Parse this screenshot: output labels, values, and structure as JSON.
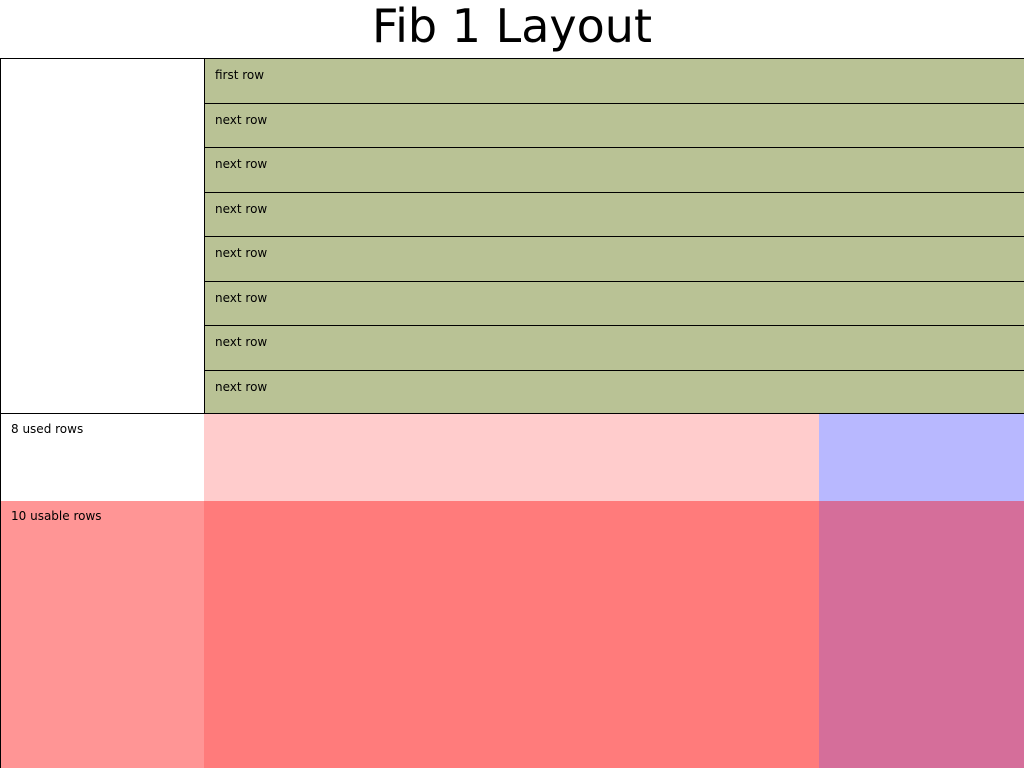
{
  "title": "Fib 1 Layout",
  "rows": [
    {
      "label": "first row"
    },
    {
      "label": "next row"
    },
    {
      "label": "next row"
    },
    {
      "label": "next row"
    },
    {
      "label": "next row"
    },
    {
      "label": "next row"
    },
    {
      "label": "next row"
    },
    {
      "label": "next row"
    }
  ],
  "used_rows_label": "8 used rows",
  "usable_rows_label": "10 usable rows",
  "colors": {
    "rows": "#b9c295",
    "used_pink": "#ffcccc",
    "used_blue": "#b8b8ff",
    "usable_label": "#ff9595",
    "usable_red": "#ff7b7b",
    "usable_magenta": "#d56e9a"
  }
}
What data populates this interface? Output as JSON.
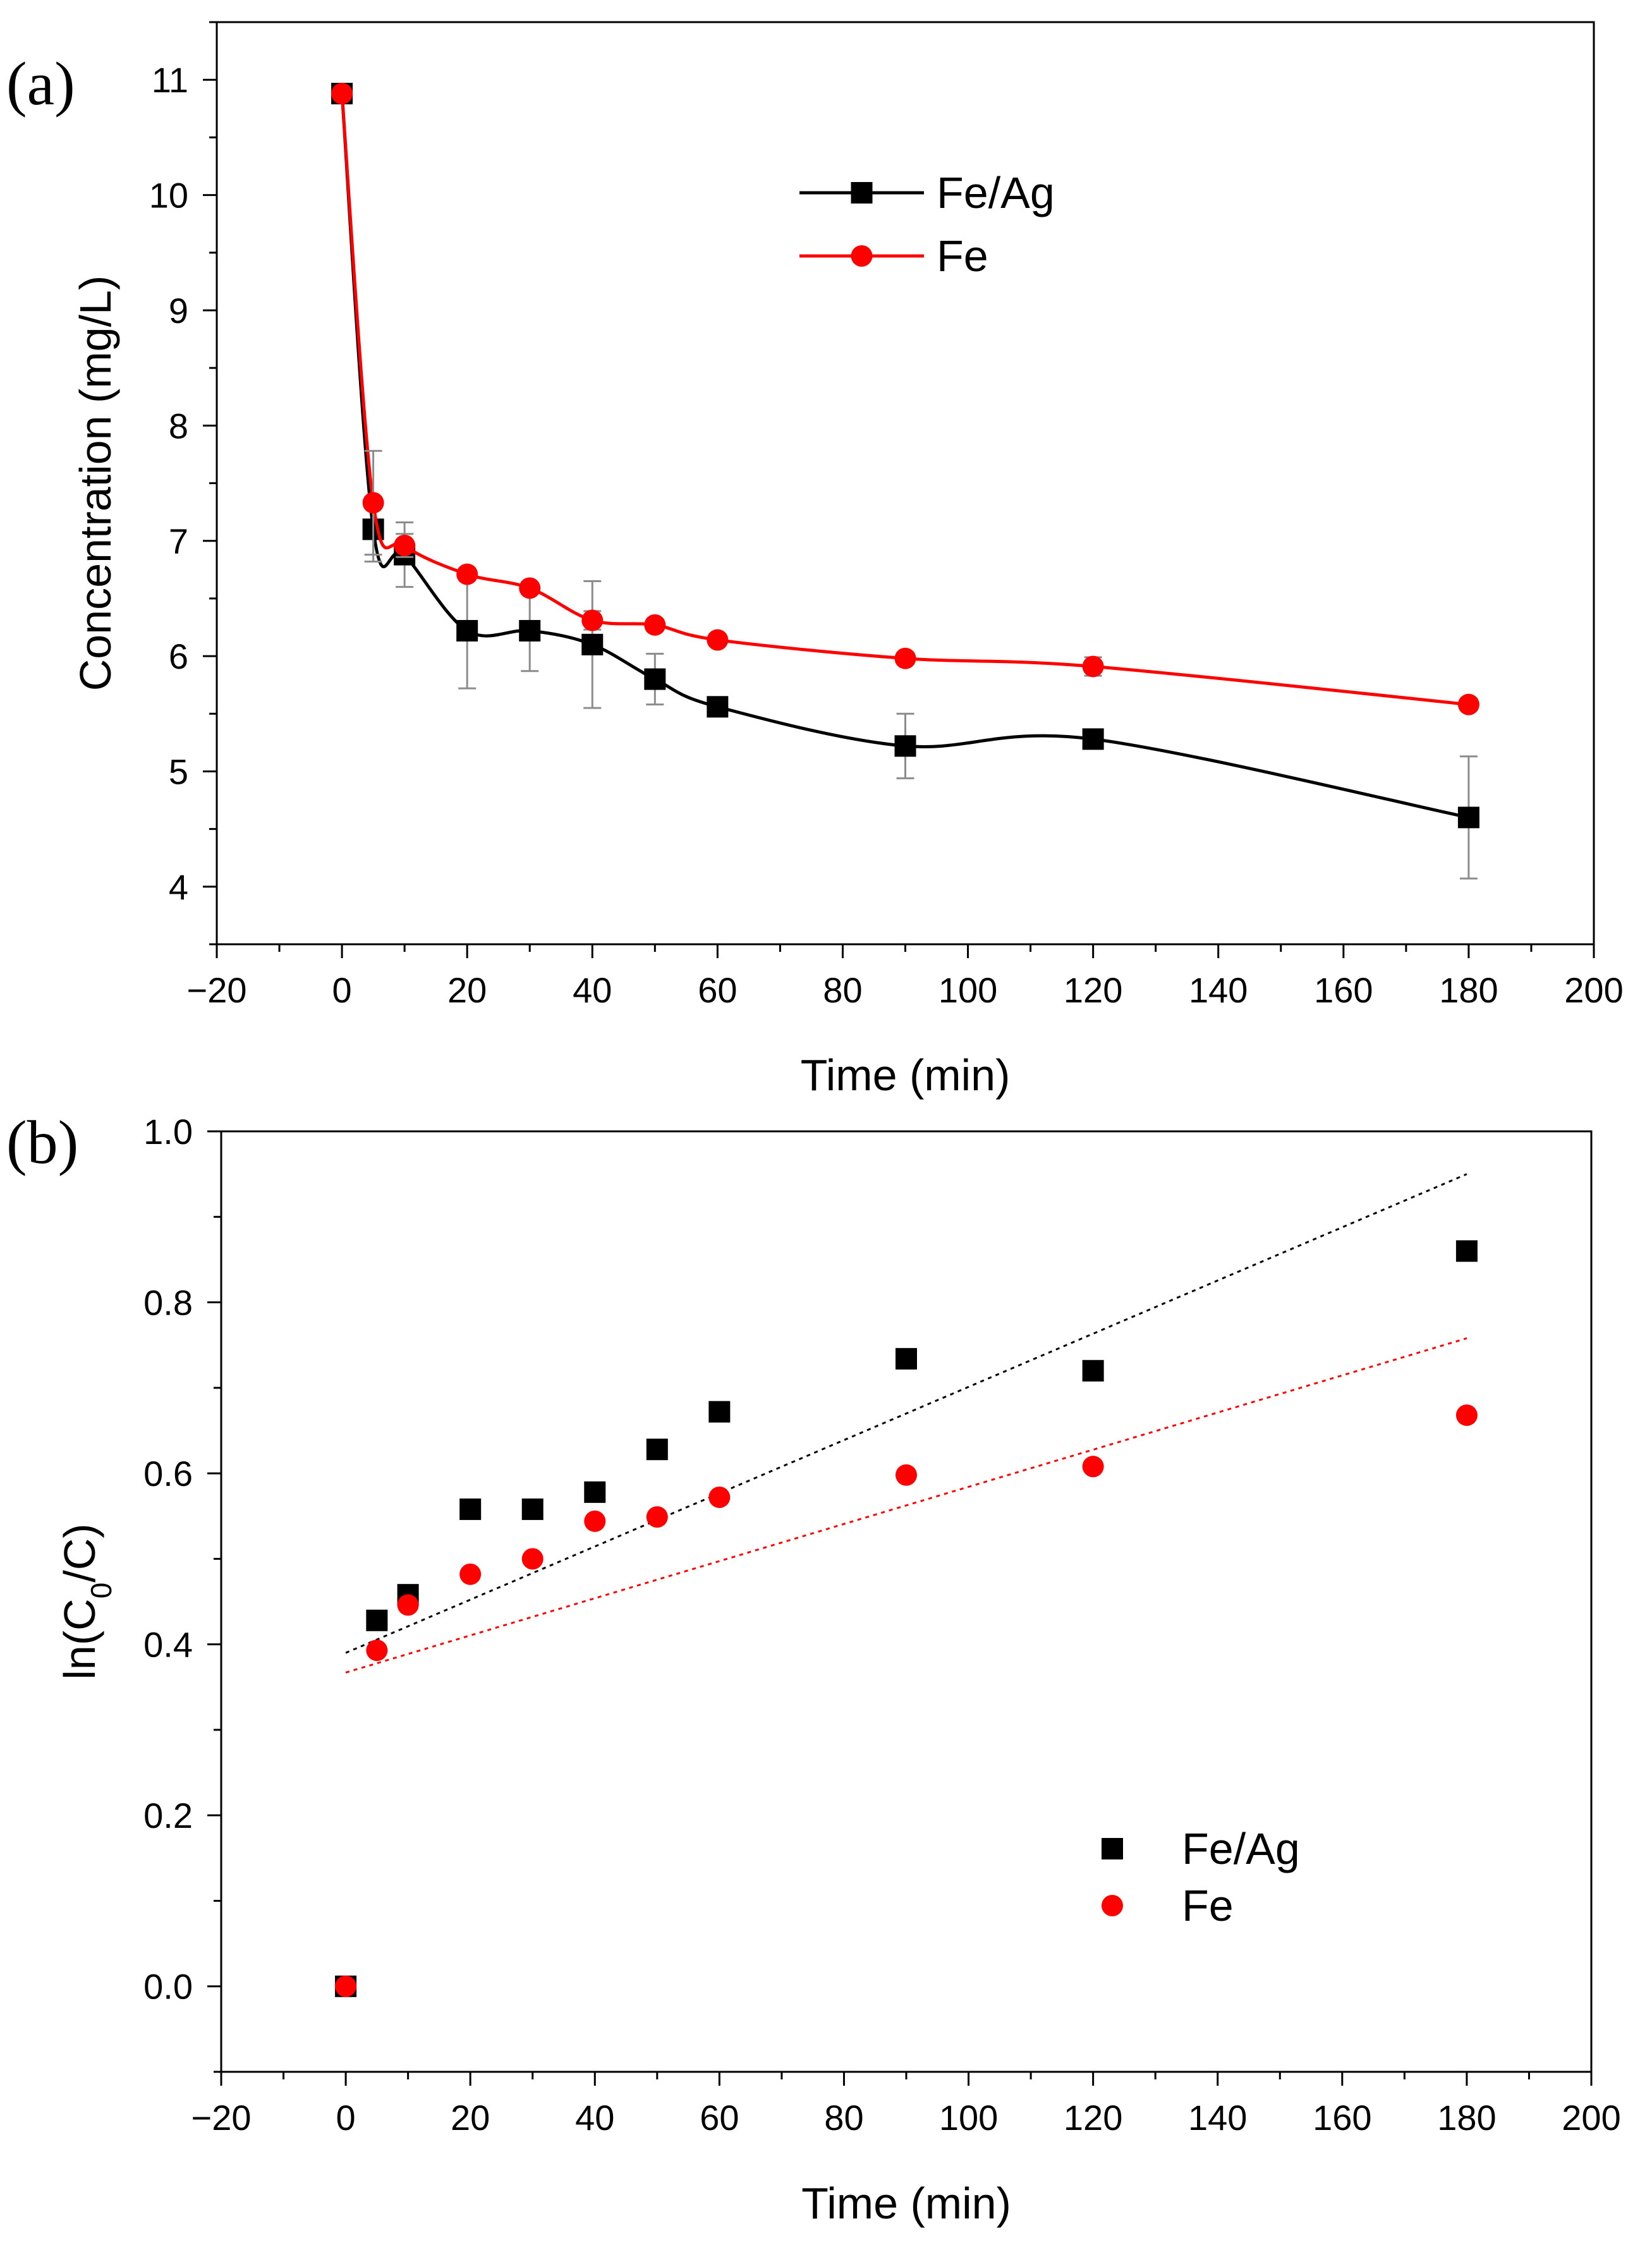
{
  "chart_data": [
    {
      "panel_label": "(a)",
      "type": "line",
      "title": "",
      "xlabel": "Time (min)",
      "ylabel": "Concentration (mg/L)",
      "xlim": [
        -20,
        200
      ],
      "ylim": [
        3.5,
        11.5
      ],
      "xticks": [
        -20,
        0,
        20,
        40,
        60,
        80,
        100,
        120,
        140,
        160,
        180,
        200
      ],
      "xtick_labels": [
        "−20",
        "0",
        "20",
        "40",
        "60",
        "80",
        "100",
        "120",
        "140",
        "160",
        "180",
        "200"
      ],
      "yticks": [
        4,
        5,
        6,
        7,
        8,
        9,
        10,
        11
      ],
      "ytick_labels": [
        "4",
        "5",
        "6",
        "7",
        "8",
        "9",
        "10",
        "11"
      ],
      "grid": false,
      "legend_position": "top-center",
      "series": [
        {
          "name": "Fe/Ag",
          "color": "#000000",
          "marker": "square",
          "x": [
            0,
            5,
            10,
            20,
            30,
            40,
            50,
            60,
            90,
            120,
            180
          ],
          "y": [
            10.88,
            7.1,
            6.88,
            6.22,
            6.22,
            6.1,
            5.8,
            5.56,
            5.22,
            5.28,
            4.6
          ],
          "error": [
            0,
            0.28,
            0.28,
            0.5,
            0.35,
            0.55,
            0.22,
            0.05,
            0.28,
            0.05,
            0.53
          ]
        },
        {
          "name": "Fe",
          "color": "#ff0000",
          "marker": "circle",
          "x": [
            0,
            5,
            10,
            20,
            30,
            40,
            50,
            60,
            90,
            120,
            180
          ],
          "y": [
            10.88,
            7.33,
            6.96,
            6.71,
            6.59,
            6.31,
            6.27,
            6.14,
            5.98,
            5.91,
            5.58
          ],
          "error": [
            0,
            0.45,
            0.1,
            0.05,
            0.05,
            0.08,
            0.05,
            0.05,
            0.05,
            0.08,
            0.05
          ]
        }
      ]
    },
    {
      "panel_label": "(b)",
      "type": "scatter",
      "title": "",
      "xlabel": "Time (min)",
      "ylabel": "ln(C0/C)",
      "ylabel_parts": {
        "pre": "ln(C",
        "sub": "0",
        "post": "/C)"
      },
      "xlim": [
        -20,
        200
      ],
      "ylim": [
        -0.1,
        1.0
      ],
      "xticks": [
        -20,
        0,
        20,
        40,
        60,
        80,
        100,
        120,
        140,
        160,
        180,
        200
      ],
      "xtick_labels": [
        "−20",
        "0",
        "20",
        "40",
        "60",
        "80",
        "100",
        "120",
        "140",
        "160",
        "180",
        "200"
      ],
      "yticks": [
        0.0,
        0.2,
        0.4,
        0.6,
        0.8,
        1.0
      ],
      "ytick_labels": [
        "0.0",
        "0.2",
        "0.4",
        "0.6",
        "0.8",
        "1.0"
      ],
      "grid": false,
      "legend_position": "bottom-right",
      "series": [
        {
          "name": "Fe/Ag",
          "color": "#000000",
          "marker": "square",
          "x": [
            0,
            5,
            10,
            20,
            30,
            40,
            50,
            60,
            90,
            120,
            180
          ],
          "y": [
            0.0,
            0.428,
            0.458,
            0.558,
            0.558,
            0.578,
            0.628,
            0.672,
            0.734,
            0.72,
            0.86
          ]
        },
        {
          "name": "Fe",
          "color": "#ff0000",
          "marker": "circle",
          "x": [
            0,
            5,
            10,
            20,
            30,
            40,
            50,
            60,
            90,
            120,
            180
          ],
          "y": [
            0.0,
            0.393,
            0.446,
            0.482,
            0.5,
            0.544,
            0.549,
            0.572,
            0.598,
            0.608,
            0.668
          ]
        }
      ],
      "fit_lines": [
        {
          "series": "Fe/Ag",
          "color": "#000000",
          "x": [
            0,
            180
          ],
          "y": [
            0.39,
            0.95
          ]
        },
        {
          "series": "Fe",
          "color": "#ff0000",
          "x": [
            0,
            180
          ],
          "y": [
            0.367,
            0.758
          ]
        }
      ]
    }
  ]
}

++++++++++

Repeat the material above word for word and skip every image in it.

Parse this screenshot: output labels, values, and structure as JSON.
{
  "title": "Fib 1 Layout",
  "rows": [
    {
      "label": "first row"
    },
    {
      "label": "next row"
    },
    {
      "label": "next row"
    },
    {
      "label": "next row"
    },
    {
      "label": "next row"
    },
    {
      "label": "next row"
    },
    {
      "label": "next row"
    },
    {
      "label": "next row"
    }
  ],
  "used_rows_label": "8 used rows",
  "usable_rows_label": "10 usable rows",
  "colors": {
    "rows": "#b9c295",
    "used_pink": "#ffcccc",
    "used_blue": "#b8b8ff",
    "usable_label": "#ff9595",
    "usable_red": "#ff7b7b",
    "usable_magenta": "#d56e9a"
  }
}
What data populates this interface? Output as JSON.
{
  "chart_data": [
    {
      "panel_label": "(a)",
      "type": "line",
      "title": "",
      "xlabel": "Time (min)",
      "ylabel": "Concentration (mg/L)",
      "xlim": [
        -20,
        200
      ],
      "ylim": [
        3.5,
        11.5
      ],
      "xticks": [
        -20,
        0,
        20,
        40,
        60,
        80,
        100,
        120,
        140,
        160,
        180,
        200
      ],
      "xtick_labels": [
        "−20",
        "0",
        "20",
        "40",
        "60",
        "80",
        "100",
        "120",
        "140",
        "160",
        "180",
        "200"
      ],
      "yticks": [
        4,
        5,
        6,
        7,
        8,
        9,
        10,
        11
      ],
      "ytick_labels": [
        "4",
        "5",
        "6",
        "7",
        "8",
        "9",
        "10",
        "11"
      ],
      "grid": false,
      "legend_position": "top-center",
      "series": [
        {
          "name": "Fe/Ag",
          "color": "#000000",
          "marker": "square",
          "x": [
            0,
            5,
            10,
            20,
            30,
            40,
            50,
            60,
            90,
            120,
            180
          ],
          "y": [
            10.88,
            7.1,
            6.88,
            6.22,
            6.22,
            6.1,
            5.8,
            5.56,
            5.22,
            5.28,
            4.6
          ],
          "error": [
            0,
            0.28,
            0.28,
            0.5,
            0.35,
            0.55,
            0.22,
            0.05,
            0.28,
            0.05,
            0.53
          ]
        },
        {
          "name": "Fe",
          "color": "#ff0000",
          "marker": "circle",
          "x": [
            0,
            5,
            10,
            20,
            30,
            40,
            50,
            60,
            90,
            120,
            180
          ],
          "y": [
            10.88,
            7.33,
            6.96,
            6.71,
            6.59,
            6.31,
            6.27,
            6.14,
            5.98,
            5.91,
            5.58
          ],
          "error": [
            0,
            0.45,
            0.1,
            0.05,
            0.05,
            0.08,
            0.05,
            0.05,
            0.05,
            0.08,
            0.05
          ]
        }
      ]
    },
    {
      "panel_label": "(b)",
      "type": "scatter",
      "title": "",
      "xlabel": "Time (min)",
      "ylabel": "ln(C0/C)",
      "ylabel_parts": {
        "pre": "ln(C",
        "sub": "0",
        "post": "/C)"
      },
      "xlim": [
        -20,
        200
      ],
      "ylim": [
        -0.1,
        1.0
      ],
      "xticks": [
        -20,
        0,
        20,
        40,
        60,
        80,
        100,
        120,
        140,
        160,
        180,
        200
      ],
      "xtick_labels": [
        "−20",
        "0",
        "20",
        "40",
        "60",
        "80",
        "100",
        "120",
        "140",
        "160",
        "180",
        "200"
      ],
      "yticks": [
        0.0,
        0.2,
        0.4,
        0.6,
        0.8,
        1.0
      ],
      "ytick_labels": [
        "0.0",
        "0.2",
        "0.4",
        "0.6",
        "0.8",
        "1.0"
      ],
      "grid": false,
      "legend_position": "bottom-right",
      "series": [
        {
          "name": "Fe/Ag",
          "color": "#000000",
          "marker": "square",
          "x": [
            0,
            5,
            10,
            20,
            30,
            40,
            50,
            60,
            90,
            120,
            180
          ],
          "y": [
            0.0,
            0.428,
            0.458,
            0.558,
            0.558,
            0.578,
            0.628,
            0.672,
            0.734,
            0.72,
            0.86
          ]
        },
        {
          "name": "Fe",
          "color": "#ff0000",
          "marker": "circle",
          "x": [
            0,
            5,
            10,
            20,
            30,
            40,
            50,
            60,
            90,
            120,
            180
          ],
          "y": [
            0.0,
            0.393,
            0.446,
            0.482,
            0.5,
            0.544,
            0.549,
            0.572,
            0.598,
            0.608,
            0.668
          ]
        }
      ],
      "fit_lines": [
        {
          "series": "Fe/Ag",
          "color": "#000000",
          "x": [
            0,
            180
          ],
          "y": [
            0.39,
            0.95
          ]
        },
        {
          "series": "Fe",
          "color": "#ff0000",
          "x": [
            0,
            180
          ],
          "y": [
            0.367,
            0.758
          ]
        }
      ]
    }
  ]
}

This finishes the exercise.